#### DIRECTION
Only lines holding the string "name" are wanted; copy each one from the material.

#### DATA PROVIDED
++++++

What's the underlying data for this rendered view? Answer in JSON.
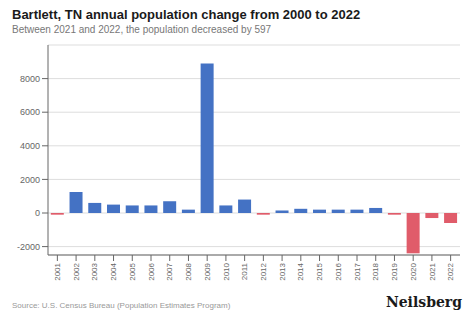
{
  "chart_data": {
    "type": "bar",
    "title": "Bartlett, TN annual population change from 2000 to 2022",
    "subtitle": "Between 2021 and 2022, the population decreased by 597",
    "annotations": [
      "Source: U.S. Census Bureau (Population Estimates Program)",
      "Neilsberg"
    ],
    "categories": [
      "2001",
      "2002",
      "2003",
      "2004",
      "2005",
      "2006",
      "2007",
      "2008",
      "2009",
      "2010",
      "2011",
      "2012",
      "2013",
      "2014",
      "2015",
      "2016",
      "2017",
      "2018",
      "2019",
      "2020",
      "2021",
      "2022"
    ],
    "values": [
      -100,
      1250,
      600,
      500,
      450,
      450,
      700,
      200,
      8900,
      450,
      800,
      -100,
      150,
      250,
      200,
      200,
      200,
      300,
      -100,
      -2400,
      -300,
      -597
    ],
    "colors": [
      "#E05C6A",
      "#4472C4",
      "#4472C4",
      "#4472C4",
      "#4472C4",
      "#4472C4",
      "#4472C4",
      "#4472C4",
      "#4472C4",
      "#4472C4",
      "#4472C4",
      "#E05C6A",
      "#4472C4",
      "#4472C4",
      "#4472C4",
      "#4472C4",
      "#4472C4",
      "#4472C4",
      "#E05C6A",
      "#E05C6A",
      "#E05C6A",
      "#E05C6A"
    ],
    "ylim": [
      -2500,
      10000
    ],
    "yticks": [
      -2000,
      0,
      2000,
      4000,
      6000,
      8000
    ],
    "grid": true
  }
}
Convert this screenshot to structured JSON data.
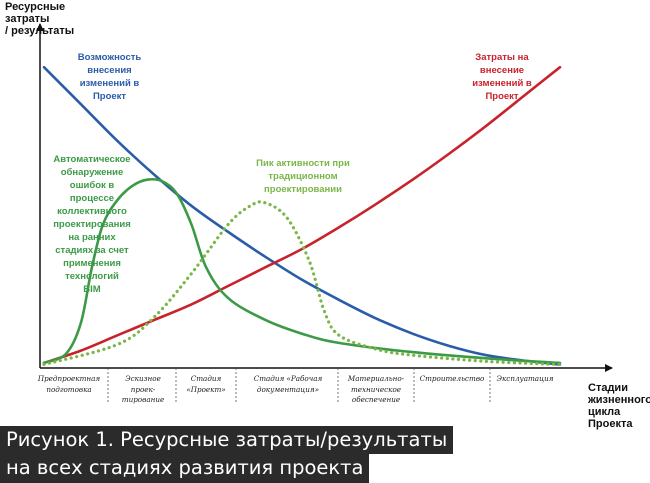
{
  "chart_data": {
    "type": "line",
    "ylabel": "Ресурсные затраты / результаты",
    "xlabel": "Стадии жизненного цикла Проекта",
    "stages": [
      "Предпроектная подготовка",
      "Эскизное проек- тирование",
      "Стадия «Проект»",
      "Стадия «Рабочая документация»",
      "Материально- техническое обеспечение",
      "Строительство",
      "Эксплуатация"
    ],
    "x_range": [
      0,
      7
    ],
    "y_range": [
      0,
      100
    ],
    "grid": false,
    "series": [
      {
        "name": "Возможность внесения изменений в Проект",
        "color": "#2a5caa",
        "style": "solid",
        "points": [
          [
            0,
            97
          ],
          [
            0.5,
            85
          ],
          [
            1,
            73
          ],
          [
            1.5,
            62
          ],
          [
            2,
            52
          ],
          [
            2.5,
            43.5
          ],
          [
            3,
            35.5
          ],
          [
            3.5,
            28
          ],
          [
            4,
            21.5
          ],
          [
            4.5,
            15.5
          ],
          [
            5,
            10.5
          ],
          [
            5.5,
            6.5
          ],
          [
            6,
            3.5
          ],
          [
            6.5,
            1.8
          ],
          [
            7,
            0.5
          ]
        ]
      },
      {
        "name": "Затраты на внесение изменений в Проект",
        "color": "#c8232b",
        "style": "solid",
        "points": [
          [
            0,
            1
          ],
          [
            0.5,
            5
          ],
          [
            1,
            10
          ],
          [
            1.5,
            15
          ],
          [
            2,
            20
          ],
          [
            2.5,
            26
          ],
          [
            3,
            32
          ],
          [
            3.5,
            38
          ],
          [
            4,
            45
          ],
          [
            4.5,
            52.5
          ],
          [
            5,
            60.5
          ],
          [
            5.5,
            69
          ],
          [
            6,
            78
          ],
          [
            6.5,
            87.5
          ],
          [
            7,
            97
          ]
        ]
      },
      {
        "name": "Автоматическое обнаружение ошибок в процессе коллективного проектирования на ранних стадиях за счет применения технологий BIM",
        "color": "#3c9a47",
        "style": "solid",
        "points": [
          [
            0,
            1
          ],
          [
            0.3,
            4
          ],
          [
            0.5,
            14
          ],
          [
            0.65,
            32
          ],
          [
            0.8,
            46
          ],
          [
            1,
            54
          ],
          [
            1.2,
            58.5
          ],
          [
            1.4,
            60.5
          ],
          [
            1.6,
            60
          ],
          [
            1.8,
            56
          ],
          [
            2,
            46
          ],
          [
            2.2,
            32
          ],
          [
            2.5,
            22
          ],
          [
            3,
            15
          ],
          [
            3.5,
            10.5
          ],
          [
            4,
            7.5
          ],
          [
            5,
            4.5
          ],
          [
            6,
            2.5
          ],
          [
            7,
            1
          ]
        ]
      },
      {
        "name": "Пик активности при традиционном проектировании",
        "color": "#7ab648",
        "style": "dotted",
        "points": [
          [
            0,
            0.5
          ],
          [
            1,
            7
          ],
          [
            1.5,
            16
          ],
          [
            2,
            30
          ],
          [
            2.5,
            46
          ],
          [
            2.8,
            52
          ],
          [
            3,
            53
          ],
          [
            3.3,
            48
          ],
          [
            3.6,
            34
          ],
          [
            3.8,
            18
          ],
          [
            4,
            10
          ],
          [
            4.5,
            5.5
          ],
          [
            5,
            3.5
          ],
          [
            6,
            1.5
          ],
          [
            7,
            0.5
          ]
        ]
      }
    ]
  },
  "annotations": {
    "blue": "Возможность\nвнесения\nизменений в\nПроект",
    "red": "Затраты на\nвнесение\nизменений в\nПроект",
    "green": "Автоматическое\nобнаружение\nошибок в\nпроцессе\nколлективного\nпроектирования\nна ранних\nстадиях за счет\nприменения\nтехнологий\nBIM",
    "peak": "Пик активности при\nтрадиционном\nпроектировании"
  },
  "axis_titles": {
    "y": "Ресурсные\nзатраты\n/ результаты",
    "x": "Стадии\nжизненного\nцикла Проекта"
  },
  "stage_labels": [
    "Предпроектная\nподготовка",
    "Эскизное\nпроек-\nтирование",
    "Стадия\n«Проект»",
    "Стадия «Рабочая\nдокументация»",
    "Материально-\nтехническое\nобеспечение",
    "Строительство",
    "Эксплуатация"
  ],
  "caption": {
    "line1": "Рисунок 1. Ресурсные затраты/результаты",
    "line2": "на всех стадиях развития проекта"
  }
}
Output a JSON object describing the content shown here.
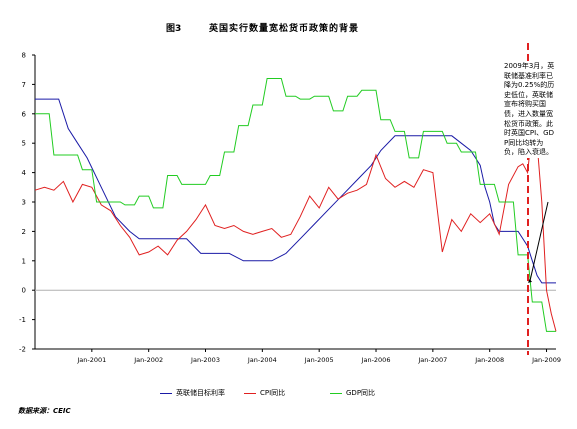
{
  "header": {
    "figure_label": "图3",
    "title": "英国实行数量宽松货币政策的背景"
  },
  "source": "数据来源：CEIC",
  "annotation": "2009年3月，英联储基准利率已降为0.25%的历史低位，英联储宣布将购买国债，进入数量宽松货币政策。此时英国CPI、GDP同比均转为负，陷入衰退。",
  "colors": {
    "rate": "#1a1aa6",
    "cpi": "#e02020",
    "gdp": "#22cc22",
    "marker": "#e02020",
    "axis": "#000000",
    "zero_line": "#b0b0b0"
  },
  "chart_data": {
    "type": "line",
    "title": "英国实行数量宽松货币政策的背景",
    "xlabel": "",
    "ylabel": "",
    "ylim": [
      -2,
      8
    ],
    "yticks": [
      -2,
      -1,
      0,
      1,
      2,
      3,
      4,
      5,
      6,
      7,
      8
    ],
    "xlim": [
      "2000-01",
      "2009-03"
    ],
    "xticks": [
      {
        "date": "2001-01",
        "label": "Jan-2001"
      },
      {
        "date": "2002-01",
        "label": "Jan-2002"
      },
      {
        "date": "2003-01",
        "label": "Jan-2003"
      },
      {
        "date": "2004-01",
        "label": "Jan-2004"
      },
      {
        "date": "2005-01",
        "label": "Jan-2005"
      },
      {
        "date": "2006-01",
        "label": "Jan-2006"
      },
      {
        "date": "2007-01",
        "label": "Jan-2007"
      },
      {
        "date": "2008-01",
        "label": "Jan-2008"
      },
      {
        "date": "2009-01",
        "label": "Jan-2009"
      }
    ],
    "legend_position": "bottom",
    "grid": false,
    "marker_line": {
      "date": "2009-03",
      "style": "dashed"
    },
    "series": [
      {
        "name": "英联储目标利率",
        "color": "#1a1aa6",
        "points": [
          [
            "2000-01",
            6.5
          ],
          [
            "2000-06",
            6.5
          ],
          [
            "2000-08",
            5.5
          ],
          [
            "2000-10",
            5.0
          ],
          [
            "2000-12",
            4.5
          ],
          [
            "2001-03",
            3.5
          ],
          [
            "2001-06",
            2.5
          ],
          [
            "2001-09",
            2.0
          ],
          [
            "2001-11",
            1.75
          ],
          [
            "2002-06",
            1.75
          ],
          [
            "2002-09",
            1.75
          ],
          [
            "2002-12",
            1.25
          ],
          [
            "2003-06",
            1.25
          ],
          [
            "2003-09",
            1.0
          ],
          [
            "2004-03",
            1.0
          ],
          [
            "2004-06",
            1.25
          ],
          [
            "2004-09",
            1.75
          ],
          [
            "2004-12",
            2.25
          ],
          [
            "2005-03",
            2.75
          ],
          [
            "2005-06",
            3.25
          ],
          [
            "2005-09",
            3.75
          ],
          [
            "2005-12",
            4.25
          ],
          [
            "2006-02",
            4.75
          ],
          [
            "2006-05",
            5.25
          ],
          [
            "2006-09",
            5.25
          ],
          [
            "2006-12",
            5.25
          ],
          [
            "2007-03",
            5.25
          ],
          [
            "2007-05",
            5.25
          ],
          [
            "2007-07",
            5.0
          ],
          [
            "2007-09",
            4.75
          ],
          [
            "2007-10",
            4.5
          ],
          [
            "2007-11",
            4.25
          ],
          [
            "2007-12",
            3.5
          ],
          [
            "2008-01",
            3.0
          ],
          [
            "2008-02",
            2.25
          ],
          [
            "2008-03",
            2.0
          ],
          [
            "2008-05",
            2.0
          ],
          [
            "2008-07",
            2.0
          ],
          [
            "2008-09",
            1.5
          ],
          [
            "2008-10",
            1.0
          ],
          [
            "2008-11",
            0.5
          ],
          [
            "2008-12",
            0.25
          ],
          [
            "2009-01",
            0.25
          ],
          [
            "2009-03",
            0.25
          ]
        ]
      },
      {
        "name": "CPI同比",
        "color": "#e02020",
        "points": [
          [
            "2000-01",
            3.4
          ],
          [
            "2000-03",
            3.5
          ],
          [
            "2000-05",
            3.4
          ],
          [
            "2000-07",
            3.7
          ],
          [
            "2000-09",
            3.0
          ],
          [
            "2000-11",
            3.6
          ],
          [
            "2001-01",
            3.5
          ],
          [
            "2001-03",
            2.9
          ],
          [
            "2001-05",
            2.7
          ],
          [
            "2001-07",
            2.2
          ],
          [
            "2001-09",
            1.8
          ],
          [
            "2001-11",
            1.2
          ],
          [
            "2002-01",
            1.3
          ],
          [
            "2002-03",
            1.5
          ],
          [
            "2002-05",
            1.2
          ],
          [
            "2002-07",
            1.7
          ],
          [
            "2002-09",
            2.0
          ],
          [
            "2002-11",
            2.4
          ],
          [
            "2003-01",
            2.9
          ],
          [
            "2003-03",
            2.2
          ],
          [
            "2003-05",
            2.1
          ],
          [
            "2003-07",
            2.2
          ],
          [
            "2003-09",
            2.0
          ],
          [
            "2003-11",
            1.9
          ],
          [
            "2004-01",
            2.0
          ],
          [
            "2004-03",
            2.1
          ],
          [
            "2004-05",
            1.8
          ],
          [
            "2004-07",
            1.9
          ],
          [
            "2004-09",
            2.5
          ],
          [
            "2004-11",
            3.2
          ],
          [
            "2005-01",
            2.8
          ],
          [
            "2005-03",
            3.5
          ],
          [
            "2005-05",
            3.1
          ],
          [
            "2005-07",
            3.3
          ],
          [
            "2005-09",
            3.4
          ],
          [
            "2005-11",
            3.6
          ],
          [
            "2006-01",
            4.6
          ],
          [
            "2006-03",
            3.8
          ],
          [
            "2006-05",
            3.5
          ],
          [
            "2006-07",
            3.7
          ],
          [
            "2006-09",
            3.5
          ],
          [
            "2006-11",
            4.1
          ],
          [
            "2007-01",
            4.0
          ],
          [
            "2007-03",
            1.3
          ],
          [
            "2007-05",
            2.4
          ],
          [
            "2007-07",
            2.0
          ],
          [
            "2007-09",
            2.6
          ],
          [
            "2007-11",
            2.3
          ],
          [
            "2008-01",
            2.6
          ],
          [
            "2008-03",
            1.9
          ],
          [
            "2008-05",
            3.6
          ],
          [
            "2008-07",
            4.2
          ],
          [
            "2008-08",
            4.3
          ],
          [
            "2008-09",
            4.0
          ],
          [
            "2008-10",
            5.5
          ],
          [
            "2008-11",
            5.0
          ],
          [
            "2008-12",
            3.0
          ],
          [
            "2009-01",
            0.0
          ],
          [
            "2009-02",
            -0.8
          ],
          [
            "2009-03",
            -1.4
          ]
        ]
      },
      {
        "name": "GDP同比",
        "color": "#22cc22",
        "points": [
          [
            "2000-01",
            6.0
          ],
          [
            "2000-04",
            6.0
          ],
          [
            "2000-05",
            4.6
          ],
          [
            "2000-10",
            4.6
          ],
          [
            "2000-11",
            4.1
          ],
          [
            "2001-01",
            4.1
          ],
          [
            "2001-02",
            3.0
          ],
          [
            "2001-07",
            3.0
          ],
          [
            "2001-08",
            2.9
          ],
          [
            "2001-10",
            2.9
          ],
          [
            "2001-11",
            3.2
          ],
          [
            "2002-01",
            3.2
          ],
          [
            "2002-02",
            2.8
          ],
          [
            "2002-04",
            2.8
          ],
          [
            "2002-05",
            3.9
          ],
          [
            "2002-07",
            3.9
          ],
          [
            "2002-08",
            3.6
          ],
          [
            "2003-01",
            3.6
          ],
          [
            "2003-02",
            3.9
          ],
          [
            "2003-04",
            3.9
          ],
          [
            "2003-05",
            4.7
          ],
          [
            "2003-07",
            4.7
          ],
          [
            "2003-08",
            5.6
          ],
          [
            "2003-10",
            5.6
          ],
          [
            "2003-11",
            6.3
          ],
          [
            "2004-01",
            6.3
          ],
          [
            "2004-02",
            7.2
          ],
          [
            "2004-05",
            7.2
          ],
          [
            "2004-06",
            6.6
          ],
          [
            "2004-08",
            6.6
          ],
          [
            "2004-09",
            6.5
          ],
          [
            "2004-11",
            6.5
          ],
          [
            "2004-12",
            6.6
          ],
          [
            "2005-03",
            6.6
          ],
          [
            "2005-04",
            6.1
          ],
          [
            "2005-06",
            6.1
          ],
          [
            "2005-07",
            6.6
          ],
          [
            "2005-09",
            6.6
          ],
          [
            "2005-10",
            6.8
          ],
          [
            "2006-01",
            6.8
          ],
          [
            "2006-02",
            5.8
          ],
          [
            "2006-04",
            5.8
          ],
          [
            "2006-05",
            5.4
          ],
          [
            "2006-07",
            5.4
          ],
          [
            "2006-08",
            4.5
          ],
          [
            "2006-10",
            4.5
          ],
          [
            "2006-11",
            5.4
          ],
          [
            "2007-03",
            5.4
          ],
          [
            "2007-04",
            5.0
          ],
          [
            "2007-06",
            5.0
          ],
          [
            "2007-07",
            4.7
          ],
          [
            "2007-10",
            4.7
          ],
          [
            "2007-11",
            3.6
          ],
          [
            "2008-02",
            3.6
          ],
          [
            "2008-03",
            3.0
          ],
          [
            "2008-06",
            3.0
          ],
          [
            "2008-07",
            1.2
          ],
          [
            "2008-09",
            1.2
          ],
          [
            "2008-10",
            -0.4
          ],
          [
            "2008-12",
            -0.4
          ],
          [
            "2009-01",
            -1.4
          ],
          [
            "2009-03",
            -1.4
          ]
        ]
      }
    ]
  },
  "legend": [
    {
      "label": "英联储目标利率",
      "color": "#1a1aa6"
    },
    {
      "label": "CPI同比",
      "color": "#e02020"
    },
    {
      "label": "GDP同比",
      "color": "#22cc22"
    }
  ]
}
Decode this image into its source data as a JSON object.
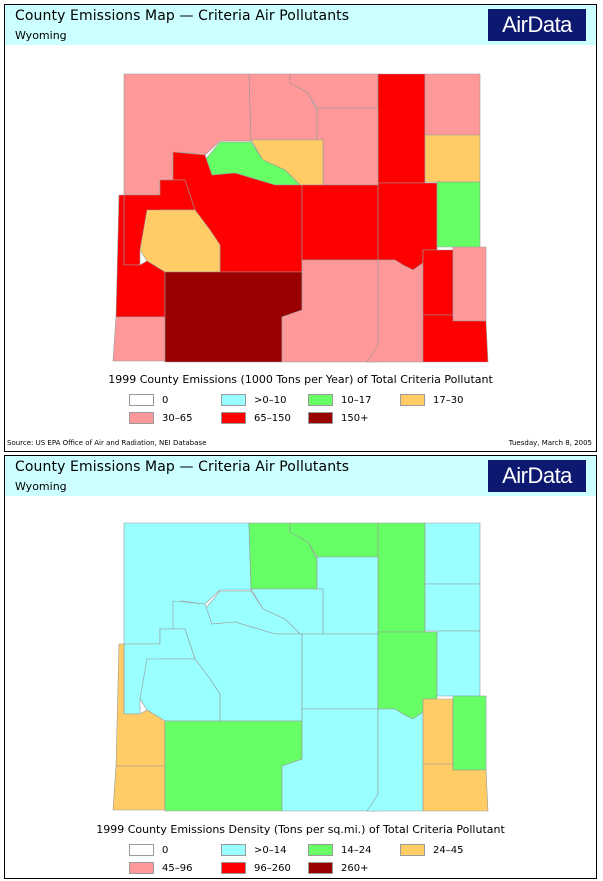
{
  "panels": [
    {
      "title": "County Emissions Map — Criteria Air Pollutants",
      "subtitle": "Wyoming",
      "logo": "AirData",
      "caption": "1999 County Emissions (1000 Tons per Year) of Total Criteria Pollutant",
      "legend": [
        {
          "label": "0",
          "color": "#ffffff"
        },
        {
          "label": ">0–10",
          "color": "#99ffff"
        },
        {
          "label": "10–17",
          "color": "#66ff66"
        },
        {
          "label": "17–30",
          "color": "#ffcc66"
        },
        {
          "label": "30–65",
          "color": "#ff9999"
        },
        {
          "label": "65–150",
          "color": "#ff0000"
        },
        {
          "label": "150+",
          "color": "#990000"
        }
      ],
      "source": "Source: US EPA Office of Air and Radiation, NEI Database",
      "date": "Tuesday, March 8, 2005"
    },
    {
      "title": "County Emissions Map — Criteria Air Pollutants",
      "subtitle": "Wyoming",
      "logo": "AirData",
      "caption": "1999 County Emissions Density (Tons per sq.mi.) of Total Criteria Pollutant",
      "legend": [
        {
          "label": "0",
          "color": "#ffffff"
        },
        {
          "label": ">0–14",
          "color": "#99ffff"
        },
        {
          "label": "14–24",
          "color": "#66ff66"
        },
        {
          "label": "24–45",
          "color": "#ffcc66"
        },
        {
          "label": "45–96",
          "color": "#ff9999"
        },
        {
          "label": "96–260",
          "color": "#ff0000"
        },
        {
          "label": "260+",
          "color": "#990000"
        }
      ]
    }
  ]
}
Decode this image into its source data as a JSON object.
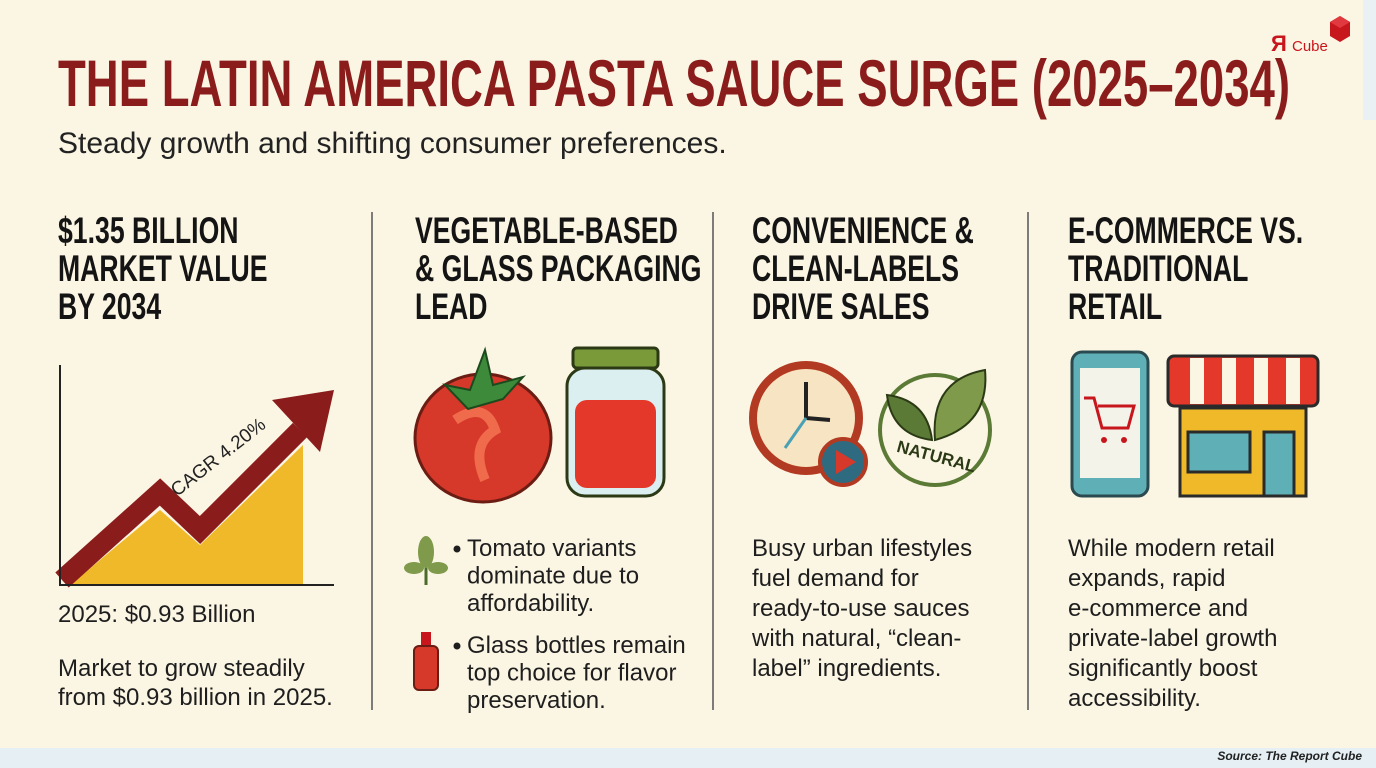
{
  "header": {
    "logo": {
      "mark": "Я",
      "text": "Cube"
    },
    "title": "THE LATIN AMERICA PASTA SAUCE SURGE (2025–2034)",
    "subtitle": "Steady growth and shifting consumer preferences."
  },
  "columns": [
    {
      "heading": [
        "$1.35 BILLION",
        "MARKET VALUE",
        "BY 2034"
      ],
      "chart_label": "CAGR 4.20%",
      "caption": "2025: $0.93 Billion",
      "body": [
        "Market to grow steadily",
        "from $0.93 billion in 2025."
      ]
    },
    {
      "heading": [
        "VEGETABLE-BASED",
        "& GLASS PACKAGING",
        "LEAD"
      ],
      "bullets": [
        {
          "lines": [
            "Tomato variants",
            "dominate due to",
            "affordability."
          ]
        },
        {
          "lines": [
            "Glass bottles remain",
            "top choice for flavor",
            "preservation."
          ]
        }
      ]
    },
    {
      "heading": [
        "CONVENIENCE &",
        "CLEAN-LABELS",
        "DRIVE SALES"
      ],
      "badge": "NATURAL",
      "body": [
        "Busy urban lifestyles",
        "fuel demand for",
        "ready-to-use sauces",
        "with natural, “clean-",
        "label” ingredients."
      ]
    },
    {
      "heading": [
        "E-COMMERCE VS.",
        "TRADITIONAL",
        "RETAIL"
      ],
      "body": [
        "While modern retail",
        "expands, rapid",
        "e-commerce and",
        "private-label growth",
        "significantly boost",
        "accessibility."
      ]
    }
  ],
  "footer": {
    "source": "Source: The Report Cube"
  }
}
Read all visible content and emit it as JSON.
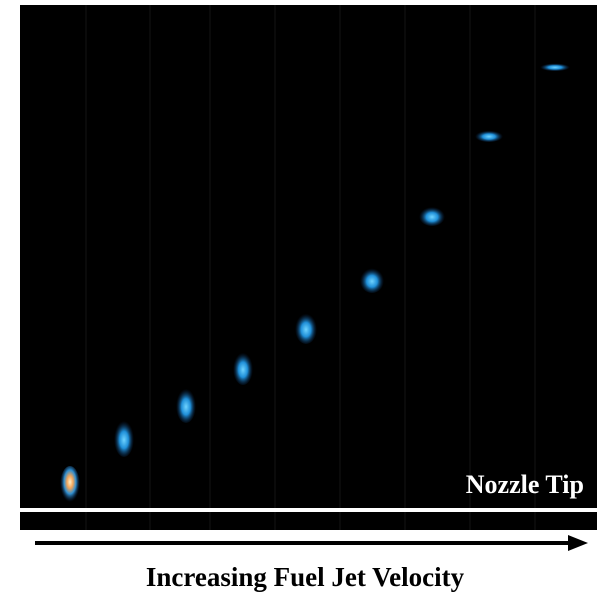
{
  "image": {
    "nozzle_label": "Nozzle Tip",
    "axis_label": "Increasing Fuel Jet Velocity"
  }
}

++++++

#### WRITTEN SOLUTION
        "name": "Возможность внесения изменений в Проект",
        "name": "Затраты на внесение изменений в Проект",
        "name": "Автоматическое обнаружение ошибок в процессе коллективного проектирования на ранних стадиях за счет применения технологий BIM",
        "name": "Пик активности при традиционном проектировании",
        "name": "英联储目标利率",
        "name": "CPI同比",
        "name": "GDP同比",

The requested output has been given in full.